Position data for elements
++++++++

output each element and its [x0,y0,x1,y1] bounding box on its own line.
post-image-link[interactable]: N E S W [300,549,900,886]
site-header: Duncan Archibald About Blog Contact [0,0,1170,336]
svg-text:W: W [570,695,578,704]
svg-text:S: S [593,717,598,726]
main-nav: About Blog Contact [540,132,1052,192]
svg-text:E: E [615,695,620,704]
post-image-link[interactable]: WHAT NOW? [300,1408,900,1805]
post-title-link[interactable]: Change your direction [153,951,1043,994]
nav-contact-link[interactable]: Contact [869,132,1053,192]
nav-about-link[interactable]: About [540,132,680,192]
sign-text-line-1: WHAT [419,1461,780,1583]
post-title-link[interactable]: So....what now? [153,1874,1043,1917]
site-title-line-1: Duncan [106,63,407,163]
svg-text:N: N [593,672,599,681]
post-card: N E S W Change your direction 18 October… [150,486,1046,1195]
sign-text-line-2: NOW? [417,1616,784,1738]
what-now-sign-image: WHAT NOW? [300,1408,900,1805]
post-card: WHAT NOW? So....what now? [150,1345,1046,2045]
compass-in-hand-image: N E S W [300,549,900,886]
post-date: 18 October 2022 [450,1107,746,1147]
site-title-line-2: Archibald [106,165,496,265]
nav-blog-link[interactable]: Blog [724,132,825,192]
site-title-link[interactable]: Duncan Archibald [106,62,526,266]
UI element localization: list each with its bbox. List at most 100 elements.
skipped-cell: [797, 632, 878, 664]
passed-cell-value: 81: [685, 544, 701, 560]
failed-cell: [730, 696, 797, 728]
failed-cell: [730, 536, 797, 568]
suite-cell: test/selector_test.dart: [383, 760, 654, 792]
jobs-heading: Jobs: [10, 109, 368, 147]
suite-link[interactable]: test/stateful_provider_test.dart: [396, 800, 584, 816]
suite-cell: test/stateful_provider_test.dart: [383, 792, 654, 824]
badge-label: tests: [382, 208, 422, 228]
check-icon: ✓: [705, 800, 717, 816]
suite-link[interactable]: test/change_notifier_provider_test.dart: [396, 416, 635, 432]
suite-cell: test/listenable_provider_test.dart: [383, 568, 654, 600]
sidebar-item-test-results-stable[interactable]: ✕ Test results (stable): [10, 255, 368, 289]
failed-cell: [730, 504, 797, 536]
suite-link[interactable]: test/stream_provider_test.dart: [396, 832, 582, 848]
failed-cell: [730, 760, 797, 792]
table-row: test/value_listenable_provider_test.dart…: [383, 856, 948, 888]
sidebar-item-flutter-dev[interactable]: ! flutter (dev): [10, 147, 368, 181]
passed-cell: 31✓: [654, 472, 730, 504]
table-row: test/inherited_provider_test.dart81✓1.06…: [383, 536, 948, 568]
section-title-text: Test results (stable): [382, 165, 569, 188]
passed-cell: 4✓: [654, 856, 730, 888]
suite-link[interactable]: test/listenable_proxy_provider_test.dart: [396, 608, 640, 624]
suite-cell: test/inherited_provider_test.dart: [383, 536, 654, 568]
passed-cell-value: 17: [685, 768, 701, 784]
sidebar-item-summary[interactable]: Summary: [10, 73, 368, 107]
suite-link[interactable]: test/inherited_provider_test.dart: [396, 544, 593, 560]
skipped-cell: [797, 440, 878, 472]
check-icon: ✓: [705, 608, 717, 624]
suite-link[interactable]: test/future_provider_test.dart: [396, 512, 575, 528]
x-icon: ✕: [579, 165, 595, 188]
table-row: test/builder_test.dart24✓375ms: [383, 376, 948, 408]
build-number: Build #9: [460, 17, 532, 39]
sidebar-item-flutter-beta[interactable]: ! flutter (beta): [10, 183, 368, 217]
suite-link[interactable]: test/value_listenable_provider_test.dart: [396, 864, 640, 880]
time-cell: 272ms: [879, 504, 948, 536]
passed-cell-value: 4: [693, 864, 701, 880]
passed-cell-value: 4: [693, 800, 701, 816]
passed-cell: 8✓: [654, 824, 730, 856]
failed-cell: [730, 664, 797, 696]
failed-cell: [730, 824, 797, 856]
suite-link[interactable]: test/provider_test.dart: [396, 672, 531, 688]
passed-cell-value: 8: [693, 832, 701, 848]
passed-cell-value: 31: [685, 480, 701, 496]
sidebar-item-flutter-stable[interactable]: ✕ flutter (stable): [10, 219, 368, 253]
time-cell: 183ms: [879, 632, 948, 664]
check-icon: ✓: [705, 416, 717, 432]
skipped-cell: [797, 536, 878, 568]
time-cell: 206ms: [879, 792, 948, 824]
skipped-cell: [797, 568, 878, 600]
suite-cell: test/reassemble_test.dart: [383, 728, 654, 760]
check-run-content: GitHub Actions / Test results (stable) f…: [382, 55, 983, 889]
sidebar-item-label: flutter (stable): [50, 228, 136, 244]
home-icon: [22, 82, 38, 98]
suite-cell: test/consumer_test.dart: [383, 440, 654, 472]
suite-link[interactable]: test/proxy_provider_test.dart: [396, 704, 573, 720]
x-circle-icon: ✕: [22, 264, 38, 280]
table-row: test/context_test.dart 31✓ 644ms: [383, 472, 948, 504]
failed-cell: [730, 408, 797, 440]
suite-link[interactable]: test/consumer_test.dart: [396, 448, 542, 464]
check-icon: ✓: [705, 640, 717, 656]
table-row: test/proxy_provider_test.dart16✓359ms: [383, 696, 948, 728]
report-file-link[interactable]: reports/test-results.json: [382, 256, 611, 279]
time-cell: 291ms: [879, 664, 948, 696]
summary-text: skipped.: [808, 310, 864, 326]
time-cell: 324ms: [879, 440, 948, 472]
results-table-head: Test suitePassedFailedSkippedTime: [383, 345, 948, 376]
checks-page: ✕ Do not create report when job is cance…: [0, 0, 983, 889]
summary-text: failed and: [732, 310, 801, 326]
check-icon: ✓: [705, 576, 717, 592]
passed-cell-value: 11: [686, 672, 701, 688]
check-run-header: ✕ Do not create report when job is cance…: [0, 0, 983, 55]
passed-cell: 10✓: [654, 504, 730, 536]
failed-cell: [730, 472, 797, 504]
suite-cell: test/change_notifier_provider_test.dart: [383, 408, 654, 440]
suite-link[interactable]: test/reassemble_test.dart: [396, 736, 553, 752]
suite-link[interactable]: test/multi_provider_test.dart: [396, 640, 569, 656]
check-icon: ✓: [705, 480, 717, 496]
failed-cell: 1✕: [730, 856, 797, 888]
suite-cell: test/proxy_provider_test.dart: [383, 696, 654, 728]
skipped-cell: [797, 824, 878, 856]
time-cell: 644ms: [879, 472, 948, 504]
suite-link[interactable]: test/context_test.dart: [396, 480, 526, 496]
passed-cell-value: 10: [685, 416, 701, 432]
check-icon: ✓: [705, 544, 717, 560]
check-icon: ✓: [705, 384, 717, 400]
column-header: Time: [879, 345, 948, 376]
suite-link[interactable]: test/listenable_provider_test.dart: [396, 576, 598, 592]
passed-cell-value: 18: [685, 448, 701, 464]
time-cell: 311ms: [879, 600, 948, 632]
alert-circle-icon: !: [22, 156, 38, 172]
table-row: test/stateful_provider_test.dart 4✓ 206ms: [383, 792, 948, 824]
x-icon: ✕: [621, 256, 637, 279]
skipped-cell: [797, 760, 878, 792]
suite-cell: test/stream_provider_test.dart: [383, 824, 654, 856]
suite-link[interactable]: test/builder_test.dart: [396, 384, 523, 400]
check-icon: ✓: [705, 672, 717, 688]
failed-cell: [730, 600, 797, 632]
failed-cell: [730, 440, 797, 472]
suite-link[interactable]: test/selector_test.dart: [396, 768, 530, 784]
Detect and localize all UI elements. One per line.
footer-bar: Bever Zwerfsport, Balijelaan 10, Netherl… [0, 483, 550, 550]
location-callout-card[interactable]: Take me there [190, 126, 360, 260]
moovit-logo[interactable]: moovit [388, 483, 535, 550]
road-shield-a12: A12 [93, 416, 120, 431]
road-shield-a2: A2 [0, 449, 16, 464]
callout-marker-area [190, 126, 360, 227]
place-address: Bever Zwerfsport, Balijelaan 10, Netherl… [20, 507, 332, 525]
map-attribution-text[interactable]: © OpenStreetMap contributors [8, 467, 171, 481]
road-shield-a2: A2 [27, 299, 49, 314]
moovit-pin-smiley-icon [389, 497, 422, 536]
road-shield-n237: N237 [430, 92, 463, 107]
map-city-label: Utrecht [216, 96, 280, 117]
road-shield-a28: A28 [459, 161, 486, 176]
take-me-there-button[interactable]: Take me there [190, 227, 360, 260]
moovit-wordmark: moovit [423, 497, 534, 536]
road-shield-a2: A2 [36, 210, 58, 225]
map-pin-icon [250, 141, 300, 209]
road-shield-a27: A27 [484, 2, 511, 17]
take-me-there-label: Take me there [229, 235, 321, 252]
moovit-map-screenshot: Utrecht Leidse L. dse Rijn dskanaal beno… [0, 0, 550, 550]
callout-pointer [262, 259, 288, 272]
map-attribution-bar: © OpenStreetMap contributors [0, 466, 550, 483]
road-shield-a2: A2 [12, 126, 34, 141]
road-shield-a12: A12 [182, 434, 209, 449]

++++++++

▶ _Short exercise_:
Convert the data from its first line through the line containing "passed-cell: 31✓: [654, 472, 730, 504]" into a numbered list, leaving out any blank lines.

▶ _The output_:
1. output each element and its [x0,y0,x1,y1] bounding box on its own line.
2. post-image-link[interactable]: N E S W [300,549,900,886]
3. site-header: Duncan Archibald About Blog Contact [0,0,1170,336]
4. svg-text:W: W [570,695,578,704]
5. svg-text:S: S [593,717,598,726]
6. main-nav: About Blog Contact [540,132,1052,192]
7. svg-text:E: E [615,695,620,704]
8. post-image-link[interactable]: WHAT NOW? [300,1408,900,1805]
9. post-title-link[interactable]: Change your direction [153,951,1043,994]
10. nav-contact-link[interactable]: Contact [869,132,1053,192]
11. nav-about-link[interactable]: About [540,132,680,192]
12. sign-text-line-1: WHAT [419,1461,780,1583]
13. post-title-link[interactable]: So....what now? [153,1874,1043,1917]
14. site-title-line-1: Duncan [106,63,407,163]
15. svg-text:N: N [593,672,599,681]
16. post-card: N E S W Change your direction 18 October… [150,486,1046,1195]
17. sign-text-line-2: NOW? [417,1616,784,1738]
18. what-now-sign-image: WHAT NOW? [300,1408,900,1805]
19. post-card: WHAT NOW? So....what now? [150,1345,1046,2045]
20. compass-in-hand-image: N E S W [300,549,900,886]
21. post-date: 18 October 2022 [450,1107,746,1147]
22. site-title-line-2: Archibald [106,165,496,265]
23. nav-blog-link[interactable]: Blog [724,132,825,192]
24. site-title-link[interactable]: Duncan Archibald [106,62,526,266]
25. UI element localization: list each with its bbox. List at most 100 elements.
26. skipped-cell: [797, 632, 878, 664]
27. passed-cell-value: 81: [685, 544, 701, 560]
28. failed-cell: [730, 696, 797, 728]
29. failed-cell: [730, 536, 797, 568]
30. suite-cell: test/selector_test.dart: [383, 760, 654, 792]
31. jobs-heading: Jobs: [10, 109, 368, 147]
32. suite-link[interactable]: test/stateful_provider_test.dart: [396, 800, 584, 816]
33. suite-cell: test/stateful_provider_test.dart: [383, 792, 654, 824]
34. badge-label: tests: [382, 208, 422, 228]
35. check-icon: ✓: [705, 800, 717, 816]
36. suite-link[interactable]: test/change_notifier_provider_test.dart: [396, 416, 635, 432]
37. suite-cell: test/listenable_provider_test.dart: [383, 568, 654, 600]
38. sidebar-item-test-results-stable[interactable]: ✕ Test results (stable): [10, 255, 368, 289]
39. failed-cell: [730, 504, 797, 536]
40. suite-link[interactable]: test/stream_provider_test.dart: [396, 832, 582, 848]
41. failed-cell: [730, 760, 797, 792]
42. table-row: test/value_listenable_provider_test.dart…: [383, 856, 948, 888]
43. sidebar-item-flutter-dev[interactable]: ! flutter (dev): [10, 147, 368, 181]
44. passed-cell: 31✓: [654, 472, 730, 504]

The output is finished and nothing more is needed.